### TASK STATEMENT:
Scan the lines below; pull out those with "svazku".

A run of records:
-- -- --

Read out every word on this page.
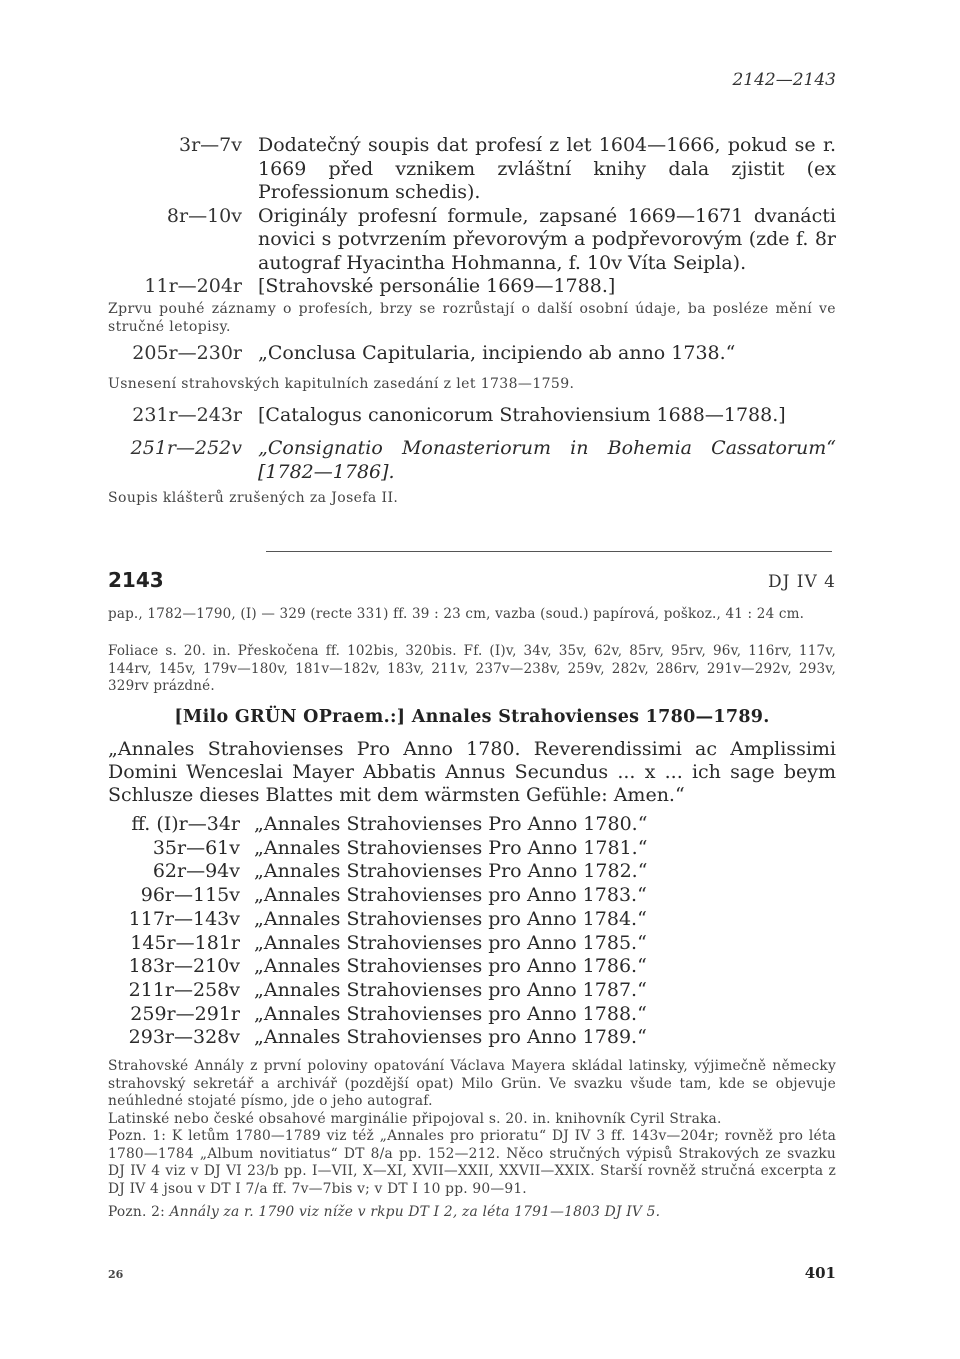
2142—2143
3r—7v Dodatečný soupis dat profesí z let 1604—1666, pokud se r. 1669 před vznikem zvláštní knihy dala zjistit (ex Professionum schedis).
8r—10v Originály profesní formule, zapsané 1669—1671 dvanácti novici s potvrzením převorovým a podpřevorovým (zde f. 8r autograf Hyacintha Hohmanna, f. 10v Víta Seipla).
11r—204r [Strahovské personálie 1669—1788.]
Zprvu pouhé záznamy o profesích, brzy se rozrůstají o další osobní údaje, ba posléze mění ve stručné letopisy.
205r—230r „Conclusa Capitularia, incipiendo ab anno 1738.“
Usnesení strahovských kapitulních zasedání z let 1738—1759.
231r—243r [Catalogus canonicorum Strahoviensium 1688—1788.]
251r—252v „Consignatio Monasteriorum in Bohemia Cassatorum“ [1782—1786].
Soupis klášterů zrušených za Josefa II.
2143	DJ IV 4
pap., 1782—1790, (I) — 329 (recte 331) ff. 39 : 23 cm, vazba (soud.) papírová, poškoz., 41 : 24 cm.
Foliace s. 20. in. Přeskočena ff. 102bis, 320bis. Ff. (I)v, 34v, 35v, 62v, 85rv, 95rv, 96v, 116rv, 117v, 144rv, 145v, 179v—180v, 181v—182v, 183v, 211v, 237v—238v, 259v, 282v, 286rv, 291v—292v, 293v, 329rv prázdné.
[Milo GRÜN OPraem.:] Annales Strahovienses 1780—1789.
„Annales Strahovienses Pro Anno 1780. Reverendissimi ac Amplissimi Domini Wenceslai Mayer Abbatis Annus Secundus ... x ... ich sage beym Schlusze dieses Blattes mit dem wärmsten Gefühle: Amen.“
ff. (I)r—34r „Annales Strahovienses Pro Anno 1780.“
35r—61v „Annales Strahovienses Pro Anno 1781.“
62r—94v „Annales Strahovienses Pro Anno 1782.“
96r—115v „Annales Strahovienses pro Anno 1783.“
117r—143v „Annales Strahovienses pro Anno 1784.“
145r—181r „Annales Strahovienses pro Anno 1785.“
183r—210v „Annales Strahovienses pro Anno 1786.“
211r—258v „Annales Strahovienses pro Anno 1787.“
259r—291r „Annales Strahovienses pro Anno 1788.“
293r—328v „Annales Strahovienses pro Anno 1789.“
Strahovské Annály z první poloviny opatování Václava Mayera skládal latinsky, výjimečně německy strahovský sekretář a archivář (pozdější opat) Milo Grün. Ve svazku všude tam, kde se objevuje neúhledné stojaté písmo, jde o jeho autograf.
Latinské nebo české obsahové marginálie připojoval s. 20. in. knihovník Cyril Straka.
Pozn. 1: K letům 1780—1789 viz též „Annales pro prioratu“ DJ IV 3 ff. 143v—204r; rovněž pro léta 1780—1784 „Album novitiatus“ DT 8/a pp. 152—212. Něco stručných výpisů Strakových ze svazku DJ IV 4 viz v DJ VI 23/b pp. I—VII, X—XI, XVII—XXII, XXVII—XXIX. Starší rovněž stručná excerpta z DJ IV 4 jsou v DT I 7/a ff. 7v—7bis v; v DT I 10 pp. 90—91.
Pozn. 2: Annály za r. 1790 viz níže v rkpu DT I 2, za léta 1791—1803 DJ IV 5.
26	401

-- -- --

### RESULT OF THIS TASK:
Strahovské Annály z první poloviny opatování Václava Mayera skládal latinsky, výjimečně německy strahovský sekretář a archivář (pozdější opat) Milo Grün. Ve svazku všude tam, kde se objevuje neúhledné stojaté písmo, jde o jeho autograf.
Pozn. 1: K letům 1780—1789 viz též „Annales pro prioratu“ DJ IV 3 ff. 143v—204r; rovněž pro léta 1780—1784 „Album novitiatus“ DT 8/a pp. 152—212. Něco stručných výpisů Strakových ze svazku DJ IV 4 viz v DJ VI 23/b pp. I—VII, X—XI, XVII—XXII, XXVII—XXIX. Starší rovněž stručná excerpta z DJ IV 4 jsou v DT I 7/a ff. 7v—7bis v; v DT I 10 pp. 90—91.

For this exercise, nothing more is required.